- **Records for the task**:
* * *
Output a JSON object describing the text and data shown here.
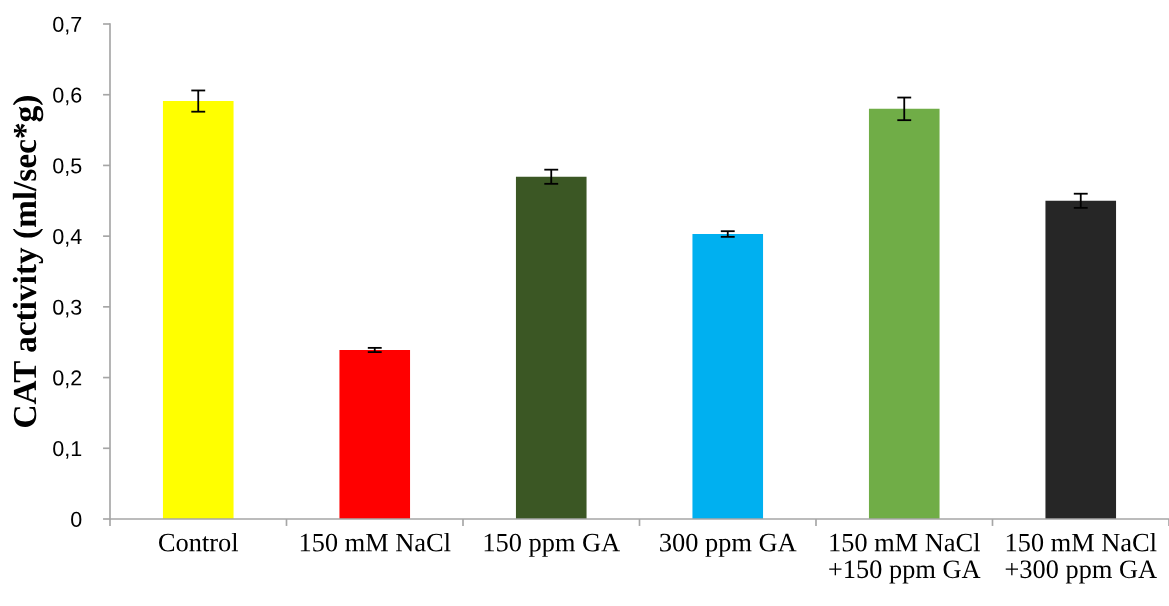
{
  "chart_data": {
    "type": "bar",
    "ylabel": "CAT activity (ml/sec*g)",
    "categories": [
      "Control",
      "150 mM NaCl",
      "150 ppm GA",
      "300 ppm GA",
      "150 mM NaCl\n+150 ppm GA",
      "150 mM NaCl\n+300 ppm GA"
    ],
    "values": [
      0.591,
      0.239,
      0.484,
      0.403,
      0.58,
      0.45
    ],
    "errors": [
      0.015,
      0.003,
      0.01,
      0.004,
      0.016,
      0.01
    ],
    "colors": [
      "#ffff00",
      "#ff0000",
      "#3b5724",
      "#00b0f0",
      "#70ad47",
      "#262626"
    ],
    "ylim": [
      0,
      0.7
    ],
    "yticks": [
      0,
      {
        "value": 0.1,
        "label": "0,1"
      },
      {
        "value": 0.2,
        "label": "0,2"
      },
      {
        "value": 0.3,
        "label": "0,3"
      },
      {
        "value": 0.4,
        "label": "0,4"
      },
      {
        "value": 0.5,
        "label": "0,5"
      },
      {
        "value": 0.6,
        "label": "0,6"
      },
      {
        "value": 0.7,
        "label": "0,7"
      }
    ]
  }
}
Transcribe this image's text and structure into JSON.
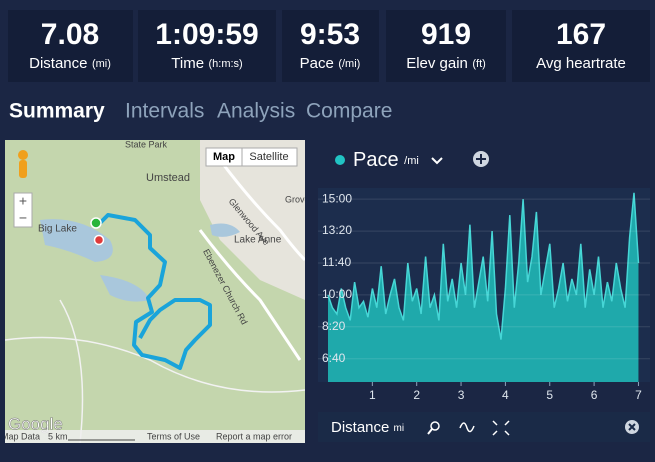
{
  "stats": [
    {
      "value": "7.08",
      "label": "Distance",
      "unit": "(mi)"
    },
    {
      "value": "1:09:59",
      "label": "Time",
      "unit": "(h:m:s)"
    },
    {
      "value": "9:53",
      "label": "Pace",
      "unit": "(/mi)"
    },
    {
      "value": "919",
      "label": "Elev gain",
      "unit": "(ft)"
    },
    {
      "value": "167",
      "label": "Avg heartrate"
    }
  ],
  "tabs": [
    "Summary",
    "Intervals",
    "Analysis",
    "Compare"
  ],
  "map": {
    "buttons": [
      "Map",
      "Satellite"
    ],
    "zoom": [
      "+",
      "−"
    ],
    "places": [
      "State Park",
      "Umstead",
      "Big Lake",
      "Lake Anne",
      "Glenwood Ave",
      "Ebenezer Church Rd",
      "Grove"
    ],
    "attribution": "Google",
    "footer": [
      "Map Data",
      "5 km",
      "Terms of Use",
      "Report a map error"
    ]
  },
  "chart_data": {
    "type": "area",
    "title": "Pace",
    "unit": "/mi",
    "x_label": "Distance",
    "x_unit": "mi",
    "x": [
      0,
      0.1,
      0.2,
      0.3,
      0.4,
      0.5,
      0.6,
      0.7,
      0.8,
      0.9,
      1,
      1.1,
      1.2,
      1.3,
      1.4,
      1.5,
      1.6,
      1.7,
      1.8,
      1.9,
      2,
      2.1,
      2.2,
      2.3,
      2.4,
      2.5,
      2.6,
      2.7,
      2.8,
      2.9,
      3,
      3.1,
      3.2,
      3.3,
      3.4,
      3.5,
      3.6,
      3.7,
      3.8,
      3.9,
      4,
      4.1,
      4.2,
      4.3,
      4.4,
      4.5,
      4.6,
      4.7,
      4.8,
      4.9,
      5,
      5.1,
      5.2,
      5.3,
      5.4,
      5.5,
      5.6,
      5.7,
      5.8,
      5.9,
      6,
      6.1,
      6.2,
      6.3,
      6.4,
      6.5,
      6.6,
      6.7,
      6.8,
      6.9,
      7
    ],
    "values": [
      600,
      560,
      540,
      620,
      560,
      520,
      640,
      560,
      580,
      530,
      620,
      560,
      690,
      540,
      600,
      650,
      560,
      520,
      700,
      580,
      620,
      540,
      720,
      560,
      600,
      520,
      760,
      580,
      650,
      560,
      700,
      600,
      820,
      560,
      640,
      720,
      580,
      800,
      540,
      460,
      620,
      850,
      560,
      700,
      900,
      640,
      720,
      860,
      600,
      680,
      760,
      560,
      620,
      700,
      580,
      650,
      600,
      760,
      560,
      680,
      600,
      720,
      560,
      640,
      580,
      700,
      620,
      560,
      780,
      920,
      700
    ],
    "xlim": [
      0,
      7.08
    ],
    "xticks": [
      1,
      2,
      3,
      4,
      5,
      6,
      7
    ],
    "ylim": [
      327,
      935
    ],
    "yticks": [
      {
        "value": 400,
        "label": "6:40"
      },
      {
        "value": 500,
        "label": "8:20"
      },
      {
        "value": 600,
        "label": "10:00"
      },
      {
        "value": 700,
        "label": "11:40"
      },
      {
        "value": 800,
        "label": "13:20"
      },
      {
        "value": 900,
        "label": "15:00"
      }
    ],
    "color": "#1fa9ab",
    "line_color": "#46d6d6"
  }
}
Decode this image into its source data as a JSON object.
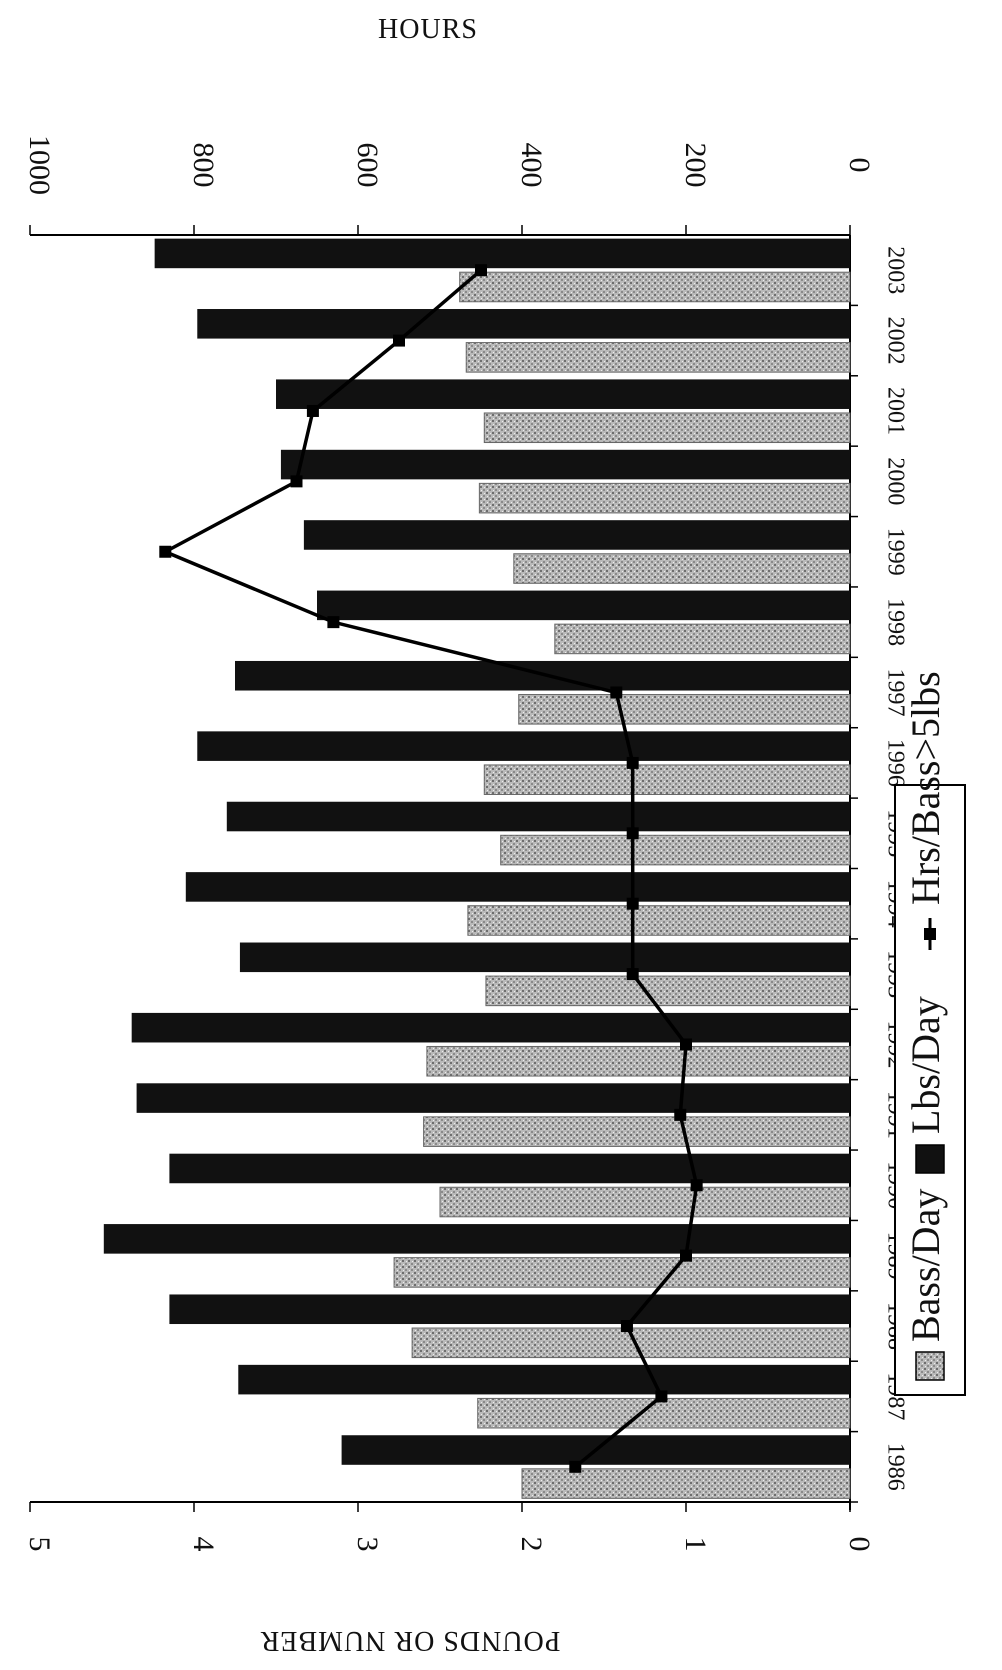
{
  "chart_data": {
    "type": "bar",
    "orientation": "rotated-90-clockwise",
    "categories": [
      "1986",
      "1987",
      "1988",
      "1989",
      "1990",
      "1991",
      "1992",
      "1993",
      "1994",
      "1995",
      "1996",
      "1997",
      "1998",
      "1999",
      "2000",
      "2001",
      "2002",
      "2003"
    ],
    "series": [
      {
        "name": "Bass/Day",
        "type": "bar",
        "axis": "pounds",
        "color": "#a7a7a7",
        "values": [
          2.0,
          2.27,
          2.67,
          2.78,
          2.5,
          2.6,
          2.58,
          2.22,
          2.33,
          2.13,
          2.23,
          2.02,
          1.8,
          2.05,
          2.26,
          2.23,
          2.34,
          2.38
        ]
      },
      {
        "name": "Lbs/Day",
        "type": "bar",
        "axis": "pounds",
        "color": "#111111",
        "values": [
          3.1,
          3.73,
          4.15,
          4.55,
          4.15,
          4.35,
          4.38,
          3.72,
          4.05,
          3.8,
          3.98,
          3.75,
          3.25,
          3.33,
          3.47,
          3.5,
          3.98,
          4.24
        ]
      },
      {
        "name": "Hrs/Bass>5lbs",
        "type": "line",
        "axis": "hours",
        "color": "#000000",
        "values": [
          335,
          230,
          272,
          200,
          187,
          207,
          200,
          265,
          265,
          265,
          265,
          285,
          630,
          835,
          675,
          655,
          550,
          450
        ]
      }
    ],
    "y_left": {
      "label": "POUNDS OR NUMBER",
      "ylim": [
        0,
        5
      ],
      "ticks": [
        "0",
        "1",
        "2",
        "3",
        "4",
        "5"
      ]
    },
    "y_right": {
      "label": "HOURS",
      "ylim": [
        0,
        1000
      ],
      "ticks": [
        "0",
        "200",
        "400",
        "600",
        "800",
        "1000"
      ]
    },
    "legend": {
      "placement": "bottom",
      "entries": [
        "Bass/Day",
        "Lbs/Day",
        "Hrs/Bass>5lbs"
      ]
    },
    "grid": false
  }
}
* * *
- **Given instruction**:
Copy all the entries word for word. Omit any pictures.

- **Complete output**:
Output a JSON object describing the text and data shown here.
{
  "chart_data": {
    "type": "bar",
    "ylabel": "CAT activity (ml/sec*g)",
    "categories": [
      "Control",
      "150 mM NaCl",
      "150 ppm GA",
      "300 ppm GA",
      "150 mM NaCl\n+150 ppm GA",
      "150 mM NaCl\n+300 ppm GA"
    ],
    "values": [
      0.591,
      0.239,
      0.484,
      0.403,
      0.58,
      0.45
    ],
    "errors": [
      0.015,
      0.003,
      0.01,
      0.004,
      0.016,
      0.01
    ],
    "colors": [
      "#ffff00",
      "#ff0000",
      "#3b5724",
      "#00b0f0",
      "#70ad47",
      "#262626"
    ],
    "ylim": [
      0,
      0.7
    ],
    "yticks": [
      0,
      {
        "value": 0.1,
        "label": "0,1"
      },
      {
        "value": 0.2,
        "label": "0,2"
      },
      {
        "value": 0.3,
        "label": "0,3"
      },
      {
        "value": 0.4,
        "label": "0,4"
      },
      {
        "value": 0.5,
        "label": "0,5"
      },
      {
        "value": 0.6,
        "label": "0,6"
      },
      {
        "value": 0.7,
        "label": "0,7"
      }
    ]
  }
}
Transcribe this image's text and structure into JSON.
{
  "stats": [
    {
      "value": "7.08",
      "label": "Distance",
      "unit": "(mi)"
    },
    {
      "value": "1:09:59",
      "label": "Time",
      "unit": "(h:m:s)"
    },
    {
      "value": "9:53",
      "label": "Pace",
      "unit": "(/mi)"
    },
    {
      "value": "919",
      "label": "Elev gain",
      "unit": "(ft)"
    },
    {
      "value": "167",
      "label": "Avg heartrate"
    }
  ],
  "tabs": [
    "Summary",
    "Intervals",
    "Analysis",
    "Compare"
  ],
  "map": {
    "buttons": [
      "Map",
      "Satellite"
    ],
    "zoom": [
      "+",
      "−"
    ],
    "places": [
      "State Park",
      "Umstead",
      "Big Lake",
      "Lake Anne",
      "Glenwood Ave",
      "Ebenezer Church Rd",
      "Grove"
    ],
    "attribution": "Google",
    "footer": [
      "Map Data",
      "5 km",
      "Terms of Use",
      "Report a map error"
    ]
  },
  "chart_data": {
    "type": "area",
    "title": "Pace",
    "unit": "/mi",
    "x_label": "Distance",
    "x_unit": "mi",
    "x": [
      0,
      0.1,
      0.2,
      0.3,
      0.4,
      0.5,
      0.6,
      0.7,
      0.8,
      0.9,
      1,
      1.1,
      1.2,
      1.3,
      1.4,
      1.5,
      1.6,
      1.7,
      1.8,
      1.9,
      2,
      2.1,
      2.2,
      2.3,
      2.4,
      2.5,
      2.6,
      2.7,
      2.8,
      2.9,
      3,
      3.1,
      3.2,
      3.3,
      3.4,
      3.5,
      3.6,
      3.7,
      3.8,
      3.9,
      4,
      4.1,
      4.2,
      4.3,
      4.4,
      4.5,
      4.6,
      4.7,
      4.8,
      4.9,
      5,
      5.1,
      5.2,
      5.3,
      5.4,
      5.5,
      5.6,
      5.7,
      5.8,
      5.9,
      6,
      6.1,
      6.2,
      6.3,
      6.4,
      6.5,
      6.6,
      6.7,
      6.8,
      6.9,
      7
    ],
    "values": [
      600,
      560,
      540,
      620,
      560,
      520,
      640,
      560,
      580,
      530,
      620,
      560,
      690,
      540,
      600,
      650,
      560,
      520,
      700,
      580,
      620,
      540,
      720,
      560,
      600,
      520,
      760,
      580,
      650,
      560,
      700,
      600,
      820,
      560,
      640,
      720,
      580,
      800,
      540,
      460,
      620,
      850,
      560,
      700,
      900,
      640,
      720,
      860,
      600,
      680,
      760,
      560,
      620,
      700,
      580,
      650,
      600,
      760,
      560,
      680,
      600,
      720,
      560,
      640,
      580,
      700,
      620,
      560,
      780,
      920,
      700
    ],
    "xlim": [
      0,
      7.08
    ],
    "xticks": [
      1,
      2,
      3,
      4,
      5,
      6,
      7
    ],
    "ylim": [
      327,
      935
    ],
    "yticks": [
      {
        "value": 400,
        "label": "6:40"
      },
      {
        "value": 500,
        "label": "8:20"
      },
      {
        "value": 600,
        "label": "10:00"
      },
      {
        "value": 700,
        "label": "11:40"
      },
      {
        "value": 800,
        "label": "13:20"
      },
      {
        "value": 900,
        "label": "15:00"
      }
    ],
    "color": "#1fa9ab",
    "line_color": "#46d6d6"
  }
}
Decode this image into its source data as a JSON object.
{
  "chart_data": {
    "type": "bar",
    "orientation": "rotated-90-clockwise",
    "categories": [
      "1986",
      "1987",
      "1988",
      "1989",
      "1990",
      "1991",
      "1992",
      "1993",
      "1994",
      "1995",
      "1996",
      "1997",
      "1998",
      "1999",
      "2000",
      "2001",
      "2002",
      "2003"
    ],
    "series": [
      {
        "name": "Bass/Day",
        "type": "bar",
        "axis": "pounds",
        "color": "#a7a7a7",
        "values": [
          2.0,
          2.27,
          2.67,
          2.78,
          2.5,
          2.6,
          2.58,
          2.22,
          2.33,
          2.13,
          2.23,
          2.02,
          1.8,
          2.05,
          2.26,
          2.23,
          2.34,
          2.38
        ]
      },
      {
        "name": "Lbs/Day",
        "type": "bar",
        "axis": "pounds",
        "color": "#111111",
        "values": [
          3.1,
          3.73,
          4.15,
          4.55,
          4.15,
          4.35,
          4.38,
          3.72,
          4.05,
          3.8,
          3.98,
          3.75,
          3.25,
          3.33,
          3.47,
          3.5,
          3.98,
          4.24
        ]
      },
      {
        "name": "Hrs/Bass>5lbs",
        "type": "line",
        "axis": "hours",
        "color": "#000000",
        "values": [
          335,
          230,
          272,
          200,
          187,
          207,
          200,
          265,
          265,
          265,
          265,
          285,
          630,
          835,
          675,
          655,
          550,
          450
        ]
      }
    ],
    "y_left": {
      "label": "POUNDS OR NUMBER",
      "ylim": [
        0,
        5
      ],
      "ticks": [
        "0",
        "1",
        "2",
        "3",
        "4",
        "5"
      ]
    },
    "y_right": {
      "label": "HOURS",
      "ylim": [
        0,
        1000
      ],
      "ticks": [
        "0",
        "200",
        "400",
        "600",
        "800",
        "1000"
      ]
    },
    "legend": {
      "placement": "bottom",
      "entries": [
        "Bass/Day",
        "Lbs/Day",
        "Hrs/Bass>5lbs"
      ]
    },
    "grid": false
  }
}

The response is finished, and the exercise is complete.